---------- Metin bölümü ----------

Davacı …, … Köyü 298 ve 311 parsel sayılı taşınmazların kesinleşen orman kadastro sınırları içinde bulunduğunu ileri sürerek Hazine adına olan tapu kayıtlarının iptali ile orman niteliğiyle Hazine adına tescili istemiyle temyize konu davayı açmıştır. Mahkemece davanın reddine yönelik verilen kararın temyizi üzerine Dairemizce bozulmuştur.

---------- Derlenen malzeme ----------

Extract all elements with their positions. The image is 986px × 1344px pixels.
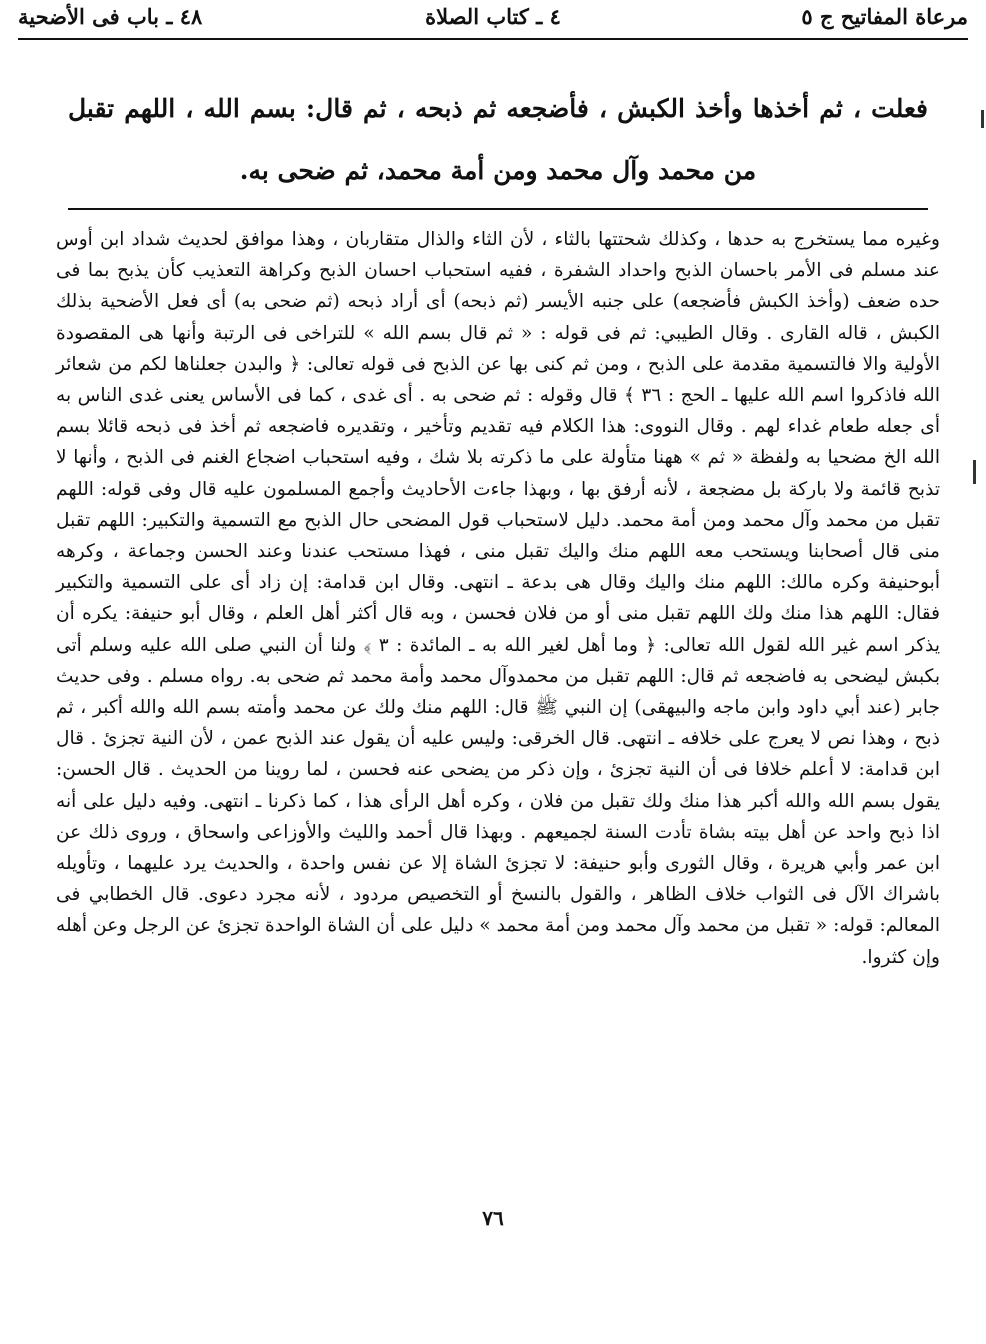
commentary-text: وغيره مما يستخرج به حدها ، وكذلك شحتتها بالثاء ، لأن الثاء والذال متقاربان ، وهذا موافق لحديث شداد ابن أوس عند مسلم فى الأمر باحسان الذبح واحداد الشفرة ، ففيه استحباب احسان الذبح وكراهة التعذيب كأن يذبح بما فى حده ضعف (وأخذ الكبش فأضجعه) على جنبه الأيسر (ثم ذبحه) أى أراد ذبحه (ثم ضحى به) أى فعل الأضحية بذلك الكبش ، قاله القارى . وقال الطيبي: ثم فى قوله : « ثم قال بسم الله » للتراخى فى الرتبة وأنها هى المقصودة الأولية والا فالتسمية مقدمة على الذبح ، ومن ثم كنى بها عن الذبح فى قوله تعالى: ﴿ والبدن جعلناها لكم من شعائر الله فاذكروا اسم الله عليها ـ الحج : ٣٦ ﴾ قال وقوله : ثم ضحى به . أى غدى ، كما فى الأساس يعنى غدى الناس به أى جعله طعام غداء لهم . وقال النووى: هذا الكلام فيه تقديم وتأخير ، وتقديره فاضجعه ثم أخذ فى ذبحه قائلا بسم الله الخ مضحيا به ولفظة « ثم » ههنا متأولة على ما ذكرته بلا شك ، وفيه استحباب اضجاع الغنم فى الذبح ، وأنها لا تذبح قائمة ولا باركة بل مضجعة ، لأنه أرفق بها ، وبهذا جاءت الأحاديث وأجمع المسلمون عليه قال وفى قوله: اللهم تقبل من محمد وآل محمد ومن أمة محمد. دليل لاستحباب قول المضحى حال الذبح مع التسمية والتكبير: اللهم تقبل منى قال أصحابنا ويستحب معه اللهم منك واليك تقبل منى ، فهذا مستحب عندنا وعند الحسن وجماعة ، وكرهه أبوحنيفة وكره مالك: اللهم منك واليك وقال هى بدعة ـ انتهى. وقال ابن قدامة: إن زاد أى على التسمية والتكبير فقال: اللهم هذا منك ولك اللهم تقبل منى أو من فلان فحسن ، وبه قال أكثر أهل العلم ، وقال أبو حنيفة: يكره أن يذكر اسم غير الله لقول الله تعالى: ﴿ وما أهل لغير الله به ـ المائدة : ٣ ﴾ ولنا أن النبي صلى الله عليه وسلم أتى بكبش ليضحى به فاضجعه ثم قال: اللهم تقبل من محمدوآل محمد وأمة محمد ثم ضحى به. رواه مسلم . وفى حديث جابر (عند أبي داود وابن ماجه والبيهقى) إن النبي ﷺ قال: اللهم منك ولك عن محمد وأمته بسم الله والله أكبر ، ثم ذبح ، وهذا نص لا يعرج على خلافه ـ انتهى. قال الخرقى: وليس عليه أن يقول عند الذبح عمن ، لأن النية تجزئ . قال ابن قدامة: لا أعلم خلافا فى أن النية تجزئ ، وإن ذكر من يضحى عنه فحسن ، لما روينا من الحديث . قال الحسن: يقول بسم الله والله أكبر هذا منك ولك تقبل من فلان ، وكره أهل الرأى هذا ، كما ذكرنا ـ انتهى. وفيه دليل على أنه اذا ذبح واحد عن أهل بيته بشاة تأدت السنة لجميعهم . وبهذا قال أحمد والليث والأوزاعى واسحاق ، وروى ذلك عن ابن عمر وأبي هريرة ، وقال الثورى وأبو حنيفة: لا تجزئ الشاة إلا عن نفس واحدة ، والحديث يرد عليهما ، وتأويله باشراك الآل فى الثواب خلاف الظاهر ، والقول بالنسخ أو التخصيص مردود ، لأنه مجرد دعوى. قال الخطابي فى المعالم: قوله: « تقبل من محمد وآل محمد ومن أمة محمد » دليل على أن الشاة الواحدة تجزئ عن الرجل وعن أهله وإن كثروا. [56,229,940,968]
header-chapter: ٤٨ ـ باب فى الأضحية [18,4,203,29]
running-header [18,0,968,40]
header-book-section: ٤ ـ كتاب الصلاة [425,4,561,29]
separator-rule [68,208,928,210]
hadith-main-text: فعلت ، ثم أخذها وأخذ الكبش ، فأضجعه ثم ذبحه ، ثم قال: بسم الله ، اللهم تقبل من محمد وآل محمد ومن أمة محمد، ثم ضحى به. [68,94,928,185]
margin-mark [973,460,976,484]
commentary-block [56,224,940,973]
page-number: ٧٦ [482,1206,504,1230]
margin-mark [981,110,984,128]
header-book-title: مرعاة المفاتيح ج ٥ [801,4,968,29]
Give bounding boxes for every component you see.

----------

• [Kısa görev 1] Orman kadastrosu davasına ilişkin metni iki cümleyle özetleyin.
• [Kısa görev 2] Orman kadastrosu davasına ilişkin metinden "Davacı …, …" sözcüklerini içeren yerle başlayıp "üzerine Dairemizce bozulmuştur." ile biten bölümü hiç değiştirmeden yazın.

• [Problem çözümü 1] Davacı, … Köyü'ndeki 298 ve 311 parsel sayılı taşınmazların kesinleşen orman kadastro sınırları içinde kaldığını ileri sürerek Hazine adına olan tapu kayıtlarının iptalini ve taşınmazların orman niteliğiyle Hazine adına tescilini istemiştir. Mahkemenin davanın reddine yönelik kararı temyiz edilmiş ve Daire tarafından bozulmuştur.

• [Problem çözümü 2]
Davacı …, … Köyü 298 ve 311 parsel sayılı taşınmazların kesinleşen orman kadastro sınırları içinde bulunduğunu ileri sürerek Hazine adına olan tapu kayıtlarının iptali ile orman niteliğiyle Hazine adına tescili istemiyle temyize konu davayı açmıştır. Mahkemece davanın reddine yönelik verilen kararın temyizi üzerine Dairemizce bozulmuştur.